Stored records:
--- begin ---

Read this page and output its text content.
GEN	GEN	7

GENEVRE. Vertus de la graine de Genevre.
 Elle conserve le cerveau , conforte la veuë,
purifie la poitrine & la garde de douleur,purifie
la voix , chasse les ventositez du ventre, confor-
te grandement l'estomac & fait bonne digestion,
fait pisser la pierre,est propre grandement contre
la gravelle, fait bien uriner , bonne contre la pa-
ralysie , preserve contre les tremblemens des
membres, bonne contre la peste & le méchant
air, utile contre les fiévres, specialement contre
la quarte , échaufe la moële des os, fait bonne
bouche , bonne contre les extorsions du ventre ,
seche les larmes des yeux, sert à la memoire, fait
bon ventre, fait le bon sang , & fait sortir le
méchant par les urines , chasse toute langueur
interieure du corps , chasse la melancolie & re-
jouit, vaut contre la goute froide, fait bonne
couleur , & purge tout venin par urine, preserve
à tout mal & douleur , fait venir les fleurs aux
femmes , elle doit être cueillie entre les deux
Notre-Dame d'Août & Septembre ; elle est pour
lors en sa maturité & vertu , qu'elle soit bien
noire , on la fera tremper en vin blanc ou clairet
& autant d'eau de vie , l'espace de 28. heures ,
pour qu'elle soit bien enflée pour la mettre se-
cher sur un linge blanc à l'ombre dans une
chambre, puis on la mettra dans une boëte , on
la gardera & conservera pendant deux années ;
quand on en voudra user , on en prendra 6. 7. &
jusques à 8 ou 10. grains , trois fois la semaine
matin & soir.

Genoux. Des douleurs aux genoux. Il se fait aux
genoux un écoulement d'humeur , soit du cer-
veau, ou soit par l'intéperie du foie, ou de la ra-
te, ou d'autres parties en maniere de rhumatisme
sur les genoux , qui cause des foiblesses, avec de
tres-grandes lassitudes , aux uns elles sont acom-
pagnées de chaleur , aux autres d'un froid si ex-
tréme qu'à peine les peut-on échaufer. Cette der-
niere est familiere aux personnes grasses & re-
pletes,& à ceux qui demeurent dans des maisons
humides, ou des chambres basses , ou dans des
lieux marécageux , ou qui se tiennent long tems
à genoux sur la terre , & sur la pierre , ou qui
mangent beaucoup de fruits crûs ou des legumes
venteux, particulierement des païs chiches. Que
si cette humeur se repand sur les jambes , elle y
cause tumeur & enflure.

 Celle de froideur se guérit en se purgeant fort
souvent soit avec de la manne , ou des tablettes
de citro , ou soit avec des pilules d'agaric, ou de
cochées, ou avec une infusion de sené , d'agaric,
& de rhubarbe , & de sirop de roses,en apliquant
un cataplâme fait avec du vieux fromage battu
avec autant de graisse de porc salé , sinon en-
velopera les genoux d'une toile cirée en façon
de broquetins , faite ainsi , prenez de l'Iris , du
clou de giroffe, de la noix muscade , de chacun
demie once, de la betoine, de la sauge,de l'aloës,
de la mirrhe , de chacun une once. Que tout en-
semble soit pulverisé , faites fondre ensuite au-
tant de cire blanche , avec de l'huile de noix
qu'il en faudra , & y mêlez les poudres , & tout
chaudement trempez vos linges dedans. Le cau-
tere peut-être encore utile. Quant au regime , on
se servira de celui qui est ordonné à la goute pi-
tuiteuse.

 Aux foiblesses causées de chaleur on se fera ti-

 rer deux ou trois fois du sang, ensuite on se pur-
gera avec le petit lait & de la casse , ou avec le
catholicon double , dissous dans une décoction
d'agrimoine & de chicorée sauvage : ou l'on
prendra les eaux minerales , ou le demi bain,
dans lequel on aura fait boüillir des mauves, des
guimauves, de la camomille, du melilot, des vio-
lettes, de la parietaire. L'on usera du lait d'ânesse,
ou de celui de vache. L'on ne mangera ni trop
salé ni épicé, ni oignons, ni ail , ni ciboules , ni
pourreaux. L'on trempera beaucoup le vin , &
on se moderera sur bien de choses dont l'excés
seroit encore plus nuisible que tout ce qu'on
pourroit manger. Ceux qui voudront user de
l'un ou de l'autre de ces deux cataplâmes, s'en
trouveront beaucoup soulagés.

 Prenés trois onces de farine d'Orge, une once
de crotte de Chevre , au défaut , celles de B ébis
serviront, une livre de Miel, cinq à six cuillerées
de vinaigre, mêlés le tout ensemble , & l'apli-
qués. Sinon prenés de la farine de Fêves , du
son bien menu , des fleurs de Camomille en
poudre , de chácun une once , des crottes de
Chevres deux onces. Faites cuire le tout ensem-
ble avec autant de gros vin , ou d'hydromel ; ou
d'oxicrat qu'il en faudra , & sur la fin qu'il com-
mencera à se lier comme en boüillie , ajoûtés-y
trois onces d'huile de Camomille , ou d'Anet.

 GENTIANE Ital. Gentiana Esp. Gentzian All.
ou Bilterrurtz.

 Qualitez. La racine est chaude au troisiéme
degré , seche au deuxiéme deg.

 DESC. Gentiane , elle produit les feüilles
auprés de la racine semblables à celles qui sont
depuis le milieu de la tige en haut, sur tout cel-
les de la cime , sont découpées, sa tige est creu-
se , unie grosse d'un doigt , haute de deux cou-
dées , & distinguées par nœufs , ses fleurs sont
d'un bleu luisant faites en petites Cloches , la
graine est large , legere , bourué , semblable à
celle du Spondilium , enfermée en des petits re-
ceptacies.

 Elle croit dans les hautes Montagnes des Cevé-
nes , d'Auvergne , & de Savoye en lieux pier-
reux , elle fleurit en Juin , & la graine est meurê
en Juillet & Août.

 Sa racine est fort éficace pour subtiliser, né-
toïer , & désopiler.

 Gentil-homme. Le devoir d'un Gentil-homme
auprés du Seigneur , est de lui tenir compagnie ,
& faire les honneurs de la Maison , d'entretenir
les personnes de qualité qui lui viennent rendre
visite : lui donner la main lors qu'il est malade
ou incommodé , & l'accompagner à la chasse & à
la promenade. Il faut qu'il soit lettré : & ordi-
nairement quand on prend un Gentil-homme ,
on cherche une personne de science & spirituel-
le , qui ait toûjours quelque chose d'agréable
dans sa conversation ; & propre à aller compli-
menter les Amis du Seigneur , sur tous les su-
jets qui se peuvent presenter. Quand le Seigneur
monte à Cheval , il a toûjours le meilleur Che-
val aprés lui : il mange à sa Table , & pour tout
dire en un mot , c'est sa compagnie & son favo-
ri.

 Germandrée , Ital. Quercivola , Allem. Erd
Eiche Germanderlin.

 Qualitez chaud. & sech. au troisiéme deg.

--- end ---

Your task: Where a line in the material contains "cause", copy that line.

Correct result:
sur les genoux , qui cause des foiblesses, avec de
cause tumeur & enflure.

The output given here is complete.